* _Provided material_
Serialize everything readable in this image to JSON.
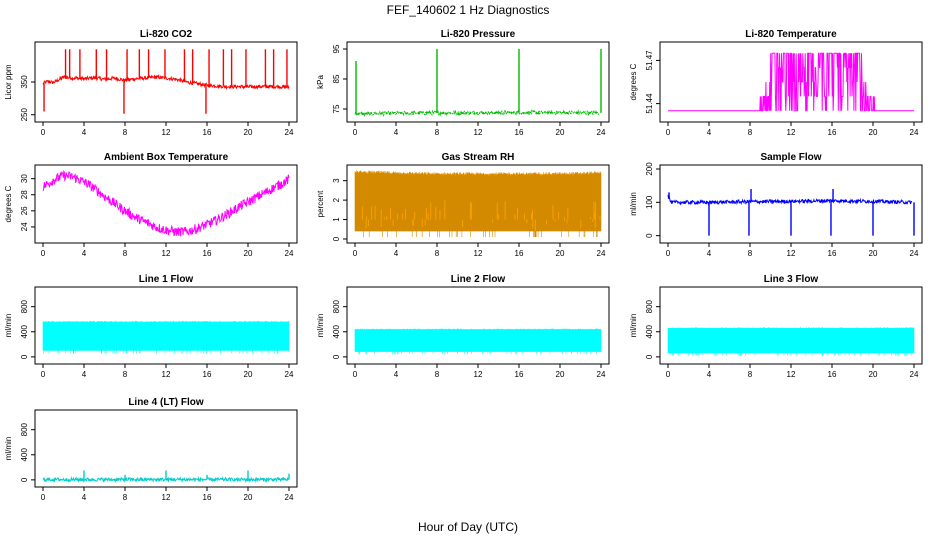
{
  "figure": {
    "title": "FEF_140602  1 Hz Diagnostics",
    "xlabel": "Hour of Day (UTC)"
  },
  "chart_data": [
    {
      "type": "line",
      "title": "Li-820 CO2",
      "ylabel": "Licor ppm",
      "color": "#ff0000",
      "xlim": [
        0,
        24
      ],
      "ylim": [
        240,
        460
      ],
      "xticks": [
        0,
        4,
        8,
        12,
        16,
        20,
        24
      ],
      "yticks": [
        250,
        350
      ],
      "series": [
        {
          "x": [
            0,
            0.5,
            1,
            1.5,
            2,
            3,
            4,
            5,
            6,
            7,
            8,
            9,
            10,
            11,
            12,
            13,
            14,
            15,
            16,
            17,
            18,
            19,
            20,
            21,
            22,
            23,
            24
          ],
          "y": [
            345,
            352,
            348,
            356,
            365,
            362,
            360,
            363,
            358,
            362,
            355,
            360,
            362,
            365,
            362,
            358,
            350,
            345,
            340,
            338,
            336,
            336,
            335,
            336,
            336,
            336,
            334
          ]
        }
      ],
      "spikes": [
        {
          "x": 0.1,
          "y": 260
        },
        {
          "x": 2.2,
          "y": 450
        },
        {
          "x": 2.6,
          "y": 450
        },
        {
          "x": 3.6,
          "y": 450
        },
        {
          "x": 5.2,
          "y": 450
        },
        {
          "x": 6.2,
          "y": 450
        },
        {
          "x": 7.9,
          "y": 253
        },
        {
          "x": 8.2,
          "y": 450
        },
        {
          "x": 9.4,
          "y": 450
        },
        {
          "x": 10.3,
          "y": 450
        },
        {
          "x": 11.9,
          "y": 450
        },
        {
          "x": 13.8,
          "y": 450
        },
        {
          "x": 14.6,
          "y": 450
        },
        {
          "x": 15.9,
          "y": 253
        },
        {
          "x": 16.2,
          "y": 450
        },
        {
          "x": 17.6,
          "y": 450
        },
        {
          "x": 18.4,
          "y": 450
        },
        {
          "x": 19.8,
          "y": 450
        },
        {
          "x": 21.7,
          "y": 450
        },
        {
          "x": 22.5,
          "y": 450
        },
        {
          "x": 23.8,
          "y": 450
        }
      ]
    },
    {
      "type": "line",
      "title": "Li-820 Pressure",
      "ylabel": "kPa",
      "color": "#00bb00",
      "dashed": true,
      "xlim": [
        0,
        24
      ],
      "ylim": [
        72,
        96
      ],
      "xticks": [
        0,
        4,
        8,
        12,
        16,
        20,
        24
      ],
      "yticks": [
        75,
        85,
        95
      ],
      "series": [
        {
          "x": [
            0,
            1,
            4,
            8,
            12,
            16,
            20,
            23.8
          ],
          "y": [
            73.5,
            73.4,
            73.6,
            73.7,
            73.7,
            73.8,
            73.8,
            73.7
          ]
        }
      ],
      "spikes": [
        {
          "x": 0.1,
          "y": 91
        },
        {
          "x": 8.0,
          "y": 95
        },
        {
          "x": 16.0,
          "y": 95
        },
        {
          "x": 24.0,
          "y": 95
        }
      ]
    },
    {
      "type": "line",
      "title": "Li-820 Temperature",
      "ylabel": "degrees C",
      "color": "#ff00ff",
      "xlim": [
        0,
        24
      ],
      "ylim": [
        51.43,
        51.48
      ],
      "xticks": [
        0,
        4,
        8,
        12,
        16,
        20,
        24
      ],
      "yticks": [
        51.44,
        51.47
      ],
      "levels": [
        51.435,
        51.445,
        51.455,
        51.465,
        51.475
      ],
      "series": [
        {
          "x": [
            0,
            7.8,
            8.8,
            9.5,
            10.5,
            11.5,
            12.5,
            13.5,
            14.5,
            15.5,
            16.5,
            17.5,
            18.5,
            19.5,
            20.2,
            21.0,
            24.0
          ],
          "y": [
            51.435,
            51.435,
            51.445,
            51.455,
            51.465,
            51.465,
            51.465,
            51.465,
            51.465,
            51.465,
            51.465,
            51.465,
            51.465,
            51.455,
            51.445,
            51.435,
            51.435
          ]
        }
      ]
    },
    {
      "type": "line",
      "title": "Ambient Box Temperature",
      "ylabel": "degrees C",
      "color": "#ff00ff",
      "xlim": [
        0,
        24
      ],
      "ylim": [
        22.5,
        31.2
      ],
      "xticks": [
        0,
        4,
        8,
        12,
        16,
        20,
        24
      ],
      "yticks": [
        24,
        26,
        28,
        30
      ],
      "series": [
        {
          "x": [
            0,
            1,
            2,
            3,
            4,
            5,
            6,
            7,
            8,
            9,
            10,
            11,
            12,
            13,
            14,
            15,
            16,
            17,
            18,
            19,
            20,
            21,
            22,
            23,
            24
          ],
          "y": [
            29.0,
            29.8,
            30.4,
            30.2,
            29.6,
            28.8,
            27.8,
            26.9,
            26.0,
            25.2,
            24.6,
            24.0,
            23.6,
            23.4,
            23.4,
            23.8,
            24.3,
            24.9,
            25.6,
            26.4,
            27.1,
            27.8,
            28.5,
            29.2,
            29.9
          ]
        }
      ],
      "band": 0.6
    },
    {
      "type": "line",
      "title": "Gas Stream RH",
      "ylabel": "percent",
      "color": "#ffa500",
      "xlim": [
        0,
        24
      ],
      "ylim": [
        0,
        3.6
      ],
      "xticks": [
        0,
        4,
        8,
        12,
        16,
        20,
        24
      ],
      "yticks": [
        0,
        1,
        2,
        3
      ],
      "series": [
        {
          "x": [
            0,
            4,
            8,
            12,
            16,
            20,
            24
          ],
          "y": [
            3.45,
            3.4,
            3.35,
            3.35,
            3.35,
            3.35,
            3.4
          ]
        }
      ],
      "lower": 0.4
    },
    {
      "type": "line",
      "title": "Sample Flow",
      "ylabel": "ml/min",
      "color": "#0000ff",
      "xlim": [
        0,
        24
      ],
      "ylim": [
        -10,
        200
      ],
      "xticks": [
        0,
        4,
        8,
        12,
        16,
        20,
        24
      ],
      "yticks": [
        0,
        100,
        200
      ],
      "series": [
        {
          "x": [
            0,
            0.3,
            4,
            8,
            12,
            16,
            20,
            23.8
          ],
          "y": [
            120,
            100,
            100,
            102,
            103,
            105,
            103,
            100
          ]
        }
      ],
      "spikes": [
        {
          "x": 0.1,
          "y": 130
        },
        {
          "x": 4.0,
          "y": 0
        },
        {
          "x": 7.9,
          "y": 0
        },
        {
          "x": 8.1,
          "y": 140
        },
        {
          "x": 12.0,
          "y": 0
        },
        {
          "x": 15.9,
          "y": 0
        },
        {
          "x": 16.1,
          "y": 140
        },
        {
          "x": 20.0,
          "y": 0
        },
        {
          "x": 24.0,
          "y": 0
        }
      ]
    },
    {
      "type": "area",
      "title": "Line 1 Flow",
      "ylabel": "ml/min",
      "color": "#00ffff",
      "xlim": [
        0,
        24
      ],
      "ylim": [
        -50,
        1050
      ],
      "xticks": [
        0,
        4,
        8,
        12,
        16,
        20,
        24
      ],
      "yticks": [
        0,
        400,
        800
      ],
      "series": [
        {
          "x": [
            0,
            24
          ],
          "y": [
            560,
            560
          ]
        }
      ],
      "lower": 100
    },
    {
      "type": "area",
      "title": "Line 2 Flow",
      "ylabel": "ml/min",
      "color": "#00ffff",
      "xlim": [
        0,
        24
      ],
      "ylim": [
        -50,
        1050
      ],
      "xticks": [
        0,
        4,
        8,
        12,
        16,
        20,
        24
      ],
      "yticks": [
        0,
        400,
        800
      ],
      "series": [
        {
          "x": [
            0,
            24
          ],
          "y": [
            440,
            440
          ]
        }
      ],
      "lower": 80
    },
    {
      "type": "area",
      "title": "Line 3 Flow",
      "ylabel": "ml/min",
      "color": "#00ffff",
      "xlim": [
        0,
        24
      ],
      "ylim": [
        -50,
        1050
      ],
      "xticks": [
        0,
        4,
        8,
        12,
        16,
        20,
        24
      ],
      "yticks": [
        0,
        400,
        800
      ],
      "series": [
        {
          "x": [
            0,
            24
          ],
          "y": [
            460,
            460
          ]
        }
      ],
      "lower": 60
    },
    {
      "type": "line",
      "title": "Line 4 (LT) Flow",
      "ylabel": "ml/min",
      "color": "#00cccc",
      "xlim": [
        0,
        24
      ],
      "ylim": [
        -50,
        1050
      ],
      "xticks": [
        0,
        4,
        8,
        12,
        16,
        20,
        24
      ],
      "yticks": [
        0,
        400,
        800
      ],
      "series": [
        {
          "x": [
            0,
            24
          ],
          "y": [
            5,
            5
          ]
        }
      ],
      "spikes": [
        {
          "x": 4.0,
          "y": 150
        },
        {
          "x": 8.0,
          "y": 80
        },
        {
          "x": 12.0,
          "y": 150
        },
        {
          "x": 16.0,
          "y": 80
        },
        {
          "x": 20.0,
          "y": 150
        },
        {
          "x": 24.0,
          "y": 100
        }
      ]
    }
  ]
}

* _Your objective_
Give every line of the material that includes the string "color".

* _Correct output_
      "color": "#ff0000",
      "color": "#00bb00",
      "color": "#ff00ff",
      "color": "#ff00ff",
      "color": "#ffa500",
      "color": "#0000ff",
      "color": "#00ffff",
      "color": "#00ffff",
      "color": "#00ffff",
      "color": "#00cccc",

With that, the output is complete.